What is needed - Make an exact copy of each entry, leaving out every picture.

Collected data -
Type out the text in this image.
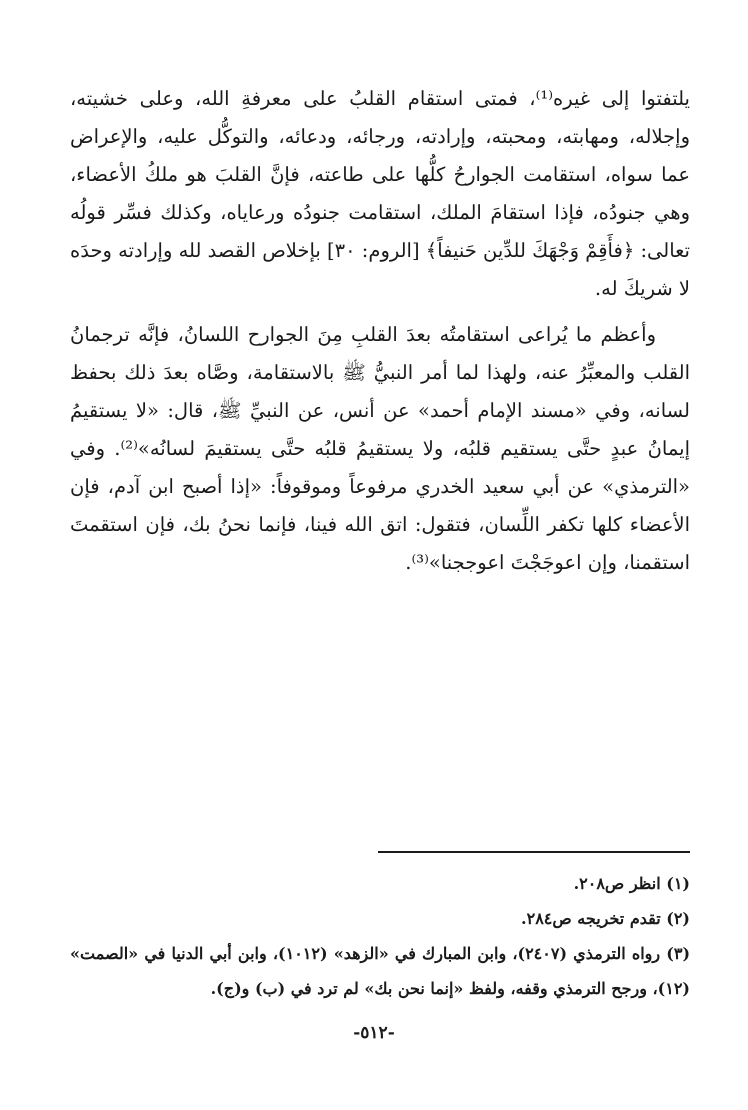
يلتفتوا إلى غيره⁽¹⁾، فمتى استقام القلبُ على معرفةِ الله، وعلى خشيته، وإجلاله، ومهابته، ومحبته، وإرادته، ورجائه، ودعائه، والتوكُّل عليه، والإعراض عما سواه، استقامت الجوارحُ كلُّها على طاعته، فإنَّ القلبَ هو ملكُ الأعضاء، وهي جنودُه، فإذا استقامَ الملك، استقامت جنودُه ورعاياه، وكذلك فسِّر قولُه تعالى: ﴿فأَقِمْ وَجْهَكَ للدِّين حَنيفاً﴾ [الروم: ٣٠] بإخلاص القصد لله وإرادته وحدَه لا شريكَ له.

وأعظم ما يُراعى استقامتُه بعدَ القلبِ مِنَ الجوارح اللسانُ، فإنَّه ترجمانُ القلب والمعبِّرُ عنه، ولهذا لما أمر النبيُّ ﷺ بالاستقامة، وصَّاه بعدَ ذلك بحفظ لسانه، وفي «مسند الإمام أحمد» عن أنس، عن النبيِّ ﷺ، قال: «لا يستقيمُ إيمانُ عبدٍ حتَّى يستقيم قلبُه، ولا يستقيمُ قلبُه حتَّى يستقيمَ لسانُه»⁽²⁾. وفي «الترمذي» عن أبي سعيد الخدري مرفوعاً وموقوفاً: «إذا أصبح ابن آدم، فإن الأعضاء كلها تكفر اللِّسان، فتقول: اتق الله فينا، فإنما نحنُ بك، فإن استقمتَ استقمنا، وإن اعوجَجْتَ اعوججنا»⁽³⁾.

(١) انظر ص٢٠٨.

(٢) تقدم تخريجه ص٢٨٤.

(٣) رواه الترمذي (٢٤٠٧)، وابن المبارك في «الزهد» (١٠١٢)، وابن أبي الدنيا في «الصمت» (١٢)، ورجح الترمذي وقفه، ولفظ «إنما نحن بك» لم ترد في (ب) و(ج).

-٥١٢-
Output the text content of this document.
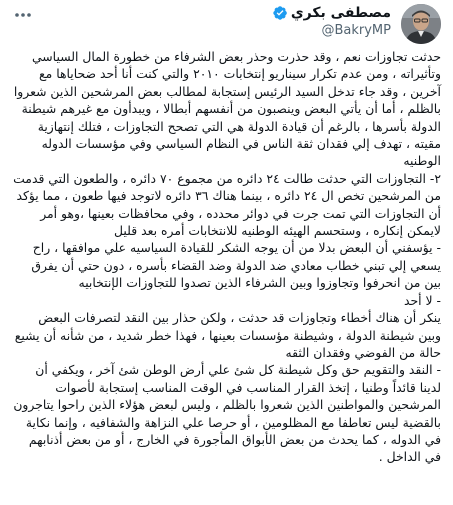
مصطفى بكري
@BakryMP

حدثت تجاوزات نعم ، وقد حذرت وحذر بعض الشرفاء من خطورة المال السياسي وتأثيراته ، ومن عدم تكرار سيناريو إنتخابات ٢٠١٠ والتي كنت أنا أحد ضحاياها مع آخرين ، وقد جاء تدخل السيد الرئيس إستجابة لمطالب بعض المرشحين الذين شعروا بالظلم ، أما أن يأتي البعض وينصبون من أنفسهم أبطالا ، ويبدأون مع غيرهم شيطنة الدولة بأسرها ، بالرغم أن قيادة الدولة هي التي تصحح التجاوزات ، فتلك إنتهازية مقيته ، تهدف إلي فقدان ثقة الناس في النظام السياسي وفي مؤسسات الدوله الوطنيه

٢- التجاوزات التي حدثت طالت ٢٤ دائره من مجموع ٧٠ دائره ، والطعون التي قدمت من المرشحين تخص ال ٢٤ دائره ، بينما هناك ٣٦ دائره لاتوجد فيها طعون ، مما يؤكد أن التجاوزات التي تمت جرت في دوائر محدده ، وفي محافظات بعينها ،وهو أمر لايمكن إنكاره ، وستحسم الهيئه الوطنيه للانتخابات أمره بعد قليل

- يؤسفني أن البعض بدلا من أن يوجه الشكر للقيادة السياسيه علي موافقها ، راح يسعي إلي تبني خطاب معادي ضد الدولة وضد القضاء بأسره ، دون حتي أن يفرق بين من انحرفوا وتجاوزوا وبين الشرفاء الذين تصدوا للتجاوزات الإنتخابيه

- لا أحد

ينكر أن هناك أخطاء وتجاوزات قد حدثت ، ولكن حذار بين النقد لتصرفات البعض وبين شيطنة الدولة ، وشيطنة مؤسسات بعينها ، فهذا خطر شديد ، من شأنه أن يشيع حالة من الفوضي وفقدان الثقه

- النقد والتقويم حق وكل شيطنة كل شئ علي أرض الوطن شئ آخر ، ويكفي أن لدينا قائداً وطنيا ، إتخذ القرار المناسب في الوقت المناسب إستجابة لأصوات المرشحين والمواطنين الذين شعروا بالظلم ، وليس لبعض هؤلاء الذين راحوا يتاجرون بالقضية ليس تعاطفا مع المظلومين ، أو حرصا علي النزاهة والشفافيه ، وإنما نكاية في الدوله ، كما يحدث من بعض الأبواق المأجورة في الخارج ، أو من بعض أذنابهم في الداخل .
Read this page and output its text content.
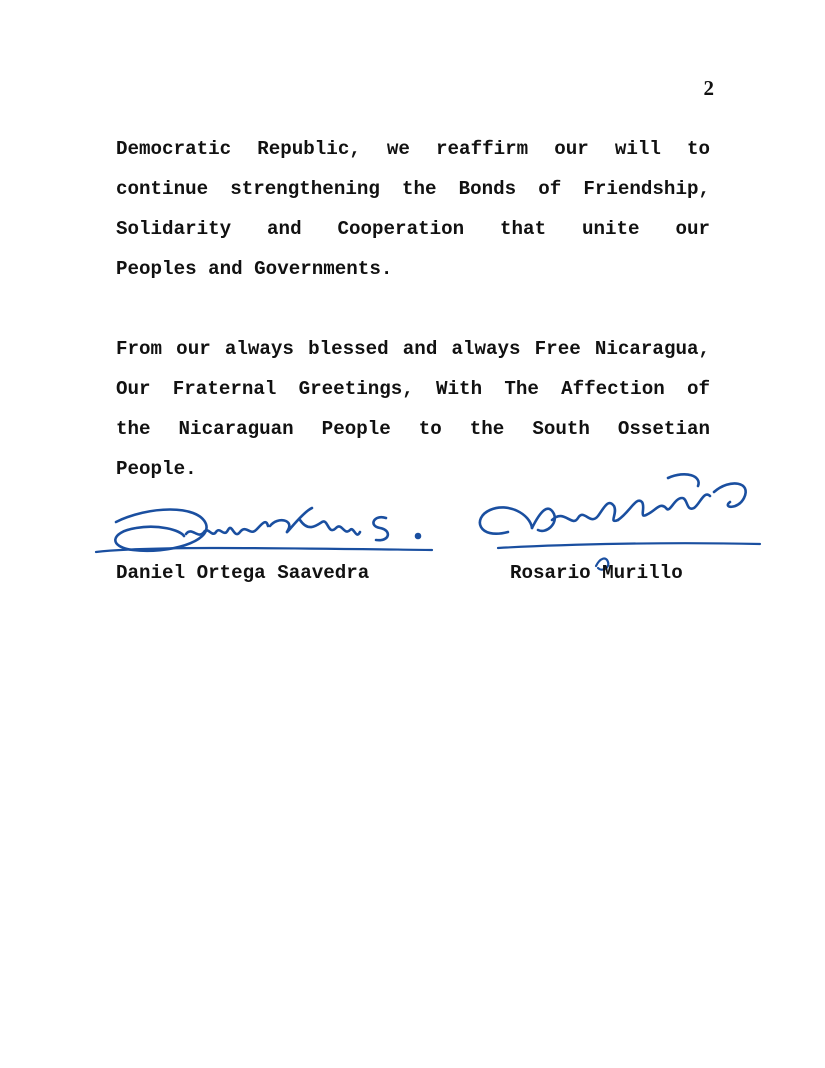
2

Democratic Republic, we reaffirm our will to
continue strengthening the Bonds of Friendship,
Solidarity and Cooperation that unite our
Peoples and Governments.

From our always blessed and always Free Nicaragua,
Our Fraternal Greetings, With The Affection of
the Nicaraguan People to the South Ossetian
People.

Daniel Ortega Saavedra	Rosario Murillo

Output -
Type out the text in this image.
يلتفتوا إلى غيره⁽¹⁾، فمتى استقام القلبُ على معرفةِ الله، وعلى خشيته، وإجلاله، ومهابته، ومحبته، وإرادته، ورجائه، ودعائه، والتوكُّل عليه، والإعراض عما سواه، استقامت الجوارحُ كلُّها على طاعته، فإنَّ القلبَ هو ملكُ الأعضاء، وهي جنودُه، فإذا استقامَ الملك، استقامت جنودُه ورعاياه، وكذلك فسِّر قولُه تعالى: ﴿فأَقِمْ وَجْهَكَ للدِّين حَنيفاً﴾ [الروم: ٣٠] بإخلاص القصد لله وإرادته وحدَه لا شريكَ له.

وأعظم ما يُراعى استقامتُه بعدَ القلبِ مِنَ الجوارح اللسانُ، فإنَّه ترجمانُ القلب والمعبِّرُ عنه، ولهذا لما أمر النبيُّ ﷺ بالاستقامة، وصَّاه بعدَ ذلك بحفظ لسانه، وفي «مسند الإمام أحمد» عن أنس، عن النبيِّ ﷺ، قال: «لا يستقيمُ إيمانُ عبدٍ حتَّى يستقيم قلبُه، ولا يستقيمُ قلبُه حتَّى يستقيمَ لسانُه»⁽²⁾. وفي «الترمذي» عن أبي سعيد الخدري مرفوعاً وموقوفاً: «إذا أصبح ابن آدم، فإن الأعضاء كلها تكفر اللِّسان، فتقول: اتق الله فينا، فإنما نحنُ بك، فإن استقمتَ استقمنا، وإن اعوجَجْتَ اعوججنا»⁽³⁾.

(١) انظر ص٢٠٨.

(٢) تقدم تخريجه ص٢٨٤.

(٣) رواه الترمذي (٢٤٠٧)، وابن المبارك في «الزهد» (١٠١٢)، وابن أبي الدنيا في «الصمت» (١٢)، ورجح الترمذي وقفه، ولفظ «إنما نحن بك» لم ترد في (ب) و(ج).

-٥١٢-
Output the text content of this document.
مصطفى بكري
@BakryMP

حدثت تجاوزات نعم ، وقد حذرت وحذر بعض الشرفاء من خطورة المال السياسي وتأثيراته ، ومن عدم تكرار سيناريو إنتخابات ٢٠١٠ والتي كنت أنا أحد ضحاياها مع آخرين ، وقد جاء تدخل السيد الرئيس إستجابة لمطالب بعض المرشحين الذين شعروا بالظلم ، أما أن يأتي البعض وينصبون من أنفسهم أبطالا ، ويبدأون مع غيرهم شيطنة الدولة بأسرها ، بالرغم أن قيادة الدولة هي التي تصحح التجاوزات ، فتلك إنتهازية مقيته ، تهدف إلي فقدان ثقة الناس في النظام السياسي وفي مؤسسات الدوله الوطنيه

٢- التجاوزات التي حدثت طالت ٢٤ دائره من مجموع ٧٠ دائره ، والطعون التي قدمت من المرشحين تخص ال ٢٤ دائره ، بينما هناك ٣٦ دائره لاتوجد فيها طعون ، مما يؤكد أن التجاوزات التي تمت جرت في دوائر محدده ، وفي محافظات بعينها ،وهو أمر لايمكن إنكاره ، وستحسم الهيئه الوطنيه للانتخابات أمره بعد قليل

- يؤسفني أن البعض بدلا من أن يوجه الشكر للقيادة السياسيه علي موافقها ، راح يسعي إلي تبني خطاب معادي ضد الدولة وضد القضاء بأسره ، دون حتي أن يفرق بين من انحرفوا وتجاوزوا وبين الشرفاء الذين تصدوا للتجاوزات الإنتخابيه

- لا أحد

ينكر أن هناك أخطاء وتجاوزات قد حدثت ، ولكن حذار بين النقد لتصرفات البعض وبين شيطنة الدولة ، وشيطنة مؤسسات بعينها ، فهذا خطر شديد ، من شأنه أن يشيع حالة من الفوضي وفقدان الثقه

- النقد والتقويم حق وكل شيطنة كل شئ علي أرض الوطن شئ آخر ، ويكفي أن لدينا قائداً وطنيا ، إتخذ القرار المناسب في الوقت المناسب إستجابة لأصوات المرشحين والمواطنين الذين شعروا بالظلم ، وليس لبعض هؤلاء الذين راحوا يتاجرون بالقضية ليس تعاطفا مع المظلومين ، أو حرصا علي النزاهة والشفافيه ، وإنما نكاية في الدوله ، كما يحدث من بعض الأبواق المأجورة في الخارج ، أو من بعض أذنابهم في الداخل .
Read this page and output its text content.
2

Democratic Republic, we reaffirm our will to
continue strengthening the Bonds of Friendship,
Solidarity and Cooperation that unite our
Peoples and Governments.

From our always blessed and always Free Nicaragua,
Our Fraternal Greetings, With The Affection of
the Nicaraguan People to the South Ossetian
People.

Daniel Ortega Saavedra	Rosario Murillo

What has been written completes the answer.